Figure content listings:
• • • •
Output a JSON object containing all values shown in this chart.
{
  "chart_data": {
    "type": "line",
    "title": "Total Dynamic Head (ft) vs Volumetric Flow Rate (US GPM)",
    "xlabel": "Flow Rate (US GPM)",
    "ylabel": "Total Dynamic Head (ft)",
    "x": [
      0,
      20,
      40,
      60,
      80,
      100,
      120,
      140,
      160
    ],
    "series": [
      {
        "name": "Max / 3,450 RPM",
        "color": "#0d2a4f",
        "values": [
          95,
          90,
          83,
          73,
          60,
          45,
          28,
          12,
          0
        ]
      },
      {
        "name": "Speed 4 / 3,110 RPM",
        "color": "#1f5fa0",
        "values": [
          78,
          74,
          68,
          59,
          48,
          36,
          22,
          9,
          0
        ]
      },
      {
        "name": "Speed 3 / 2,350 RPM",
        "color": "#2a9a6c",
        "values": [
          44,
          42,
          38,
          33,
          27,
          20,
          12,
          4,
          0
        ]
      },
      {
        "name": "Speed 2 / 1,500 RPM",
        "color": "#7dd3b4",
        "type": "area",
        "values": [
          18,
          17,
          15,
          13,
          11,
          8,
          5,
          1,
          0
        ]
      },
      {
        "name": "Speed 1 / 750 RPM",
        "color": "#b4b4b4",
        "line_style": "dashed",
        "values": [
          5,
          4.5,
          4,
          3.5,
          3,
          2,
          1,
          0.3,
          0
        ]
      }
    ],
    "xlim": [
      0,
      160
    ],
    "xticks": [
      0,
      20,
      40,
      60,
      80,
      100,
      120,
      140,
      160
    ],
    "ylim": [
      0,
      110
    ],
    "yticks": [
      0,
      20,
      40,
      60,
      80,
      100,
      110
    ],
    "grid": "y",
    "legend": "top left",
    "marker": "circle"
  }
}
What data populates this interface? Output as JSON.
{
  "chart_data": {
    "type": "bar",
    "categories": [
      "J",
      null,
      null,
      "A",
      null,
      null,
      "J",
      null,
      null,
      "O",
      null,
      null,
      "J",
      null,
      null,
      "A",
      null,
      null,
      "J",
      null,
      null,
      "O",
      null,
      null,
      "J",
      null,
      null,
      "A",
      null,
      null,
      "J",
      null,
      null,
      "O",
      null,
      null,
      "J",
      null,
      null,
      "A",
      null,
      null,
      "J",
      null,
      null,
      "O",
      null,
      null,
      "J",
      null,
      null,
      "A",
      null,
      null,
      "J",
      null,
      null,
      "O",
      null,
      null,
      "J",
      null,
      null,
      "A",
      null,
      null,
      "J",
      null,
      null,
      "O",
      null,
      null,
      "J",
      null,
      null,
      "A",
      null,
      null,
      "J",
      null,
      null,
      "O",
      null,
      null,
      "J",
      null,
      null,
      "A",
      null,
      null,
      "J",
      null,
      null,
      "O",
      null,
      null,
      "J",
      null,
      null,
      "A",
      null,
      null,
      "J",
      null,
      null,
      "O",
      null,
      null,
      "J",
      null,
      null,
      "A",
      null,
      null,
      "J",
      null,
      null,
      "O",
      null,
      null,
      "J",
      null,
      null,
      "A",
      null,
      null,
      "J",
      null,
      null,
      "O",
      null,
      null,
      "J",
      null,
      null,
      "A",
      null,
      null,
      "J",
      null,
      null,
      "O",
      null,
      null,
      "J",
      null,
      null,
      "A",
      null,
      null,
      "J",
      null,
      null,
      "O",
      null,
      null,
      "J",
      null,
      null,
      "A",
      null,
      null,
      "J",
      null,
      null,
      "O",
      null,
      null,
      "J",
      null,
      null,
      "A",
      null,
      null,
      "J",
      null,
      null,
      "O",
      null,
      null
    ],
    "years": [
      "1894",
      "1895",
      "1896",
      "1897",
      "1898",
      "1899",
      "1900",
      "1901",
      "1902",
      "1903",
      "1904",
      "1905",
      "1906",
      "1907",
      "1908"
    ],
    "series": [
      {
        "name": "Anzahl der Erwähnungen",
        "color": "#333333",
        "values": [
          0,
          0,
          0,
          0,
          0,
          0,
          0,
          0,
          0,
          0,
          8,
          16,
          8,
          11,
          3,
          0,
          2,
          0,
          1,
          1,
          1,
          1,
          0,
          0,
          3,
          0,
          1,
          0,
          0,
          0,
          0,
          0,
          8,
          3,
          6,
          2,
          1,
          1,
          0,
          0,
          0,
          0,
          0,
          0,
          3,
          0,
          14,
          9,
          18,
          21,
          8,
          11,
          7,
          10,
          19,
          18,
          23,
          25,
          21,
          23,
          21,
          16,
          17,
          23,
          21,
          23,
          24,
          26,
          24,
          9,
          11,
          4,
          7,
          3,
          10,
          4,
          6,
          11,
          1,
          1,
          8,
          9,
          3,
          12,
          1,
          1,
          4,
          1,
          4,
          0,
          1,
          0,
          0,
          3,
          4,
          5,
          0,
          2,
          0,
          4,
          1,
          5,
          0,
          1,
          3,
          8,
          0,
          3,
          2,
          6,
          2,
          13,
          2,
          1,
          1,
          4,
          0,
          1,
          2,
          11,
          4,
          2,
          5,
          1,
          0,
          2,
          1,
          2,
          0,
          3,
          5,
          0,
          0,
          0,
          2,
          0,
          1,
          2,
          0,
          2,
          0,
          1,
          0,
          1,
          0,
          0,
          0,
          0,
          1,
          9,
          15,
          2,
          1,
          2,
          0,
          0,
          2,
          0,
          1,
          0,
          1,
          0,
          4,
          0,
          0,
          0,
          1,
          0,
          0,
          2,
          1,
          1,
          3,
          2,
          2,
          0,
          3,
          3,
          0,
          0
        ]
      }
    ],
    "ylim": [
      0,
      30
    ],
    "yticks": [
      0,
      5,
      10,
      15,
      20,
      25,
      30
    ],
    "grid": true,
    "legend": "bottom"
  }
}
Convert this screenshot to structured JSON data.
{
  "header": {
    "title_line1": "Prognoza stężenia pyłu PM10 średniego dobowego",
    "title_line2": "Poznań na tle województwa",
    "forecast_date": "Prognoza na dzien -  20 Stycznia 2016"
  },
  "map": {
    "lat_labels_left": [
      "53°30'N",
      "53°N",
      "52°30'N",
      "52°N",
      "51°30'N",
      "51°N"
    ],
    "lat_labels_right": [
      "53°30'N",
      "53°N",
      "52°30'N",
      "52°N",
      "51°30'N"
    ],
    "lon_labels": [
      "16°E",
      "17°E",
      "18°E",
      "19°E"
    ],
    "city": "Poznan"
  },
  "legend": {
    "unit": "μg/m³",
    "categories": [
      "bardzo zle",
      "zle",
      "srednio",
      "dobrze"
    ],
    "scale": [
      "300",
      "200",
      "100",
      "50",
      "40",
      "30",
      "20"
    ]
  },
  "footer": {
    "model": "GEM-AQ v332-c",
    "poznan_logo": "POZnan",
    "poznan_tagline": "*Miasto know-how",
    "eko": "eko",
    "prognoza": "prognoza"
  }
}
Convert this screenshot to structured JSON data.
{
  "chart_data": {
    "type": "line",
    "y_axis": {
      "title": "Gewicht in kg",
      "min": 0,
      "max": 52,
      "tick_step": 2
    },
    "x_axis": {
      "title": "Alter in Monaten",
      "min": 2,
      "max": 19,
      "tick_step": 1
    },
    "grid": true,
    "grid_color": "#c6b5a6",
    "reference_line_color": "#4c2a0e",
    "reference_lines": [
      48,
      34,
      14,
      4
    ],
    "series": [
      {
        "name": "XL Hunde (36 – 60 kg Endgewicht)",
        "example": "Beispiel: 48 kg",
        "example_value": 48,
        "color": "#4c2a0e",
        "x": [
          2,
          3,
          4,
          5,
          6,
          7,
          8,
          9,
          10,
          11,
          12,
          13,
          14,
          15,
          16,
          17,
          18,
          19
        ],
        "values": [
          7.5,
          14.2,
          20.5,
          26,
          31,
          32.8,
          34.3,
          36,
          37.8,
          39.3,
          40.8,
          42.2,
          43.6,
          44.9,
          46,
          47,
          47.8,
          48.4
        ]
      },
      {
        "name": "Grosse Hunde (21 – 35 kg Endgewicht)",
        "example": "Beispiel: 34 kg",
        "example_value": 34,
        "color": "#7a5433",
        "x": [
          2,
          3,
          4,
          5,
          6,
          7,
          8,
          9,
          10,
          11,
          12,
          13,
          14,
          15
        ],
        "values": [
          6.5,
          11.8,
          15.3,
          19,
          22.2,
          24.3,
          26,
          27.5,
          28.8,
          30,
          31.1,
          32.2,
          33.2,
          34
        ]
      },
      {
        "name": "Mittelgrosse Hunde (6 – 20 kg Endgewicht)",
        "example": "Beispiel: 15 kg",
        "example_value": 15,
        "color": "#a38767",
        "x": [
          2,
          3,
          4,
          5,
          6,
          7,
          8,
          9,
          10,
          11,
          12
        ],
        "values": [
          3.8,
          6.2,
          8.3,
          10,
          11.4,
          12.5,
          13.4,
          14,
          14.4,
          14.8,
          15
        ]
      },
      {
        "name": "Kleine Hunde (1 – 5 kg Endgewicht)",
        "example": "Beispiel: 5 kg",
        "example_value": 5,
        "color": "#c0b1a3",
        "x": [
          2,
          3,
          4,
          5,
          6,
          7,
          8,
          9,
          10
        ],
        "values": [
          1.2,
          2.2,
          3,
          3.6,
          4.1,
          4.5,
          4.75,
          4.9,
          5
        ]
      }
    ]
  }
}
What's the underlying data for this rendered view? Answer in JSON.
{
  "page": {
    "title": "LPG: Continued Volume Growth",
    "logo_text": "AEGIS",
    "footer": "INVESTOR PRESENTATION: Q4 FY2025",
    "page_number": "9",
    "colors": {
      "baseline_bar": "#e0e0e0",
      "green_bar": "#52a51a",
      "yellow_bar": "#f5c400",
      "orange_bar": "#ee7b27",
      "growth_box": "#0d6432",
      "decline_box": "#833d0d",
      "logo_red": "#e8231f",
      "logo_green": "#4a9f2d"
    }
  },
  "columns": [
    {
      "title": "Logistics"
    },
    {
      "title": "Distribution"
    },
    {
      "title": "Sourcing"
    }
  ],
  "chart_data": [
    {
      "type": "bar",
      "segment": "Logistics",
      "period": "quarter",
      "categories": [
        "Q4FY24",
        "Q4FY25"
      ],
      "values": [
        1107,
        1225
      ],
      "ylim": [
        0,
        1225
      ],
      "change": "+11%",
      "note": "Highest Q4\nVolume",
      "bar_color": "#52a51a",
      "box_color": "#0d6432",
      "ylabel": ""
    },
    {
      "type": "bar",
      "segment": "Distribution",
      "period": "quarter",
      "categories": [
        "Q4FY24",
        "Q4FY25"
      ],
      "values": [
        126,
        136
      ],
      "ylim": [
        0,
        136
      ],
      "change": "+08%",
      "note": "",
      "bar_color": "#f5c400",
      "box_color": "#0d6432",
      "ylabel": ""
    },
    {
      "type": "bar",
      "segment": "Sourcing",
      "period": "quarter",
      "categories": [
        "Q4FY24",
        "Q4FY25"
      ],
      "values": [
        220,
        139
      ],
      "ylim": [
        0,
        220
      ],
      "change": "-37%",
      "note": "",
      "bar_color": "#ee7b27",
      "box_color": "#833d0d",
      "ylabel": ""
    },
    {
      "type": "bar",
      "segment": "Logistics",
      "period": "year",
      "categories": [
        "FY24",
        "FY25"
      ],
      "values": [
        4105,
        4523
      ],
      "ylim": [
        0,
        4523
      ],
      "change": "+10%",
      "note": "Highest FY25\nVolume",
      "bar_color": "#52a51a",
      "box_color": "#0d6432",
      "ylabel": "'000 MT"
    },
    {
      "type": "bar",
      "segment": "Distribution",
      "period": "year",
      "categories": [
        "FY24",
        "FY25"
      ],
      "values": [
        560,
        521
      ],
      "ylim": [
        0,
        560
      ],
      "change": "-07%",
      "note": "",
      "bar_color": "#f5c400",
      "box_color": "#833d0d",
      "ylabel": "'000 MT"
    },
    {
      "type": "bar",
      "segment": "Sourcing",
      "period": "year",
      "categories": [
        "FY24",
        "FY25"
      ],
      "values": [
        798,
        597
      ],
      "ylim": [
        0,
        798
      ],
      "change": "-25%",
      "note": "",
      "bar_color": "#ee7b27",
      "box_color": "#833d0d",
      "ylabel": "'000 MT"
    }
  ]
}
• • • •
_Exercise prompt_
Pick out every line above that contains the word "footer" and copy it.

_Result of the task_
  "footer": {
    "footer": "INVESTOR PRESENTATION: Q4 FY2025",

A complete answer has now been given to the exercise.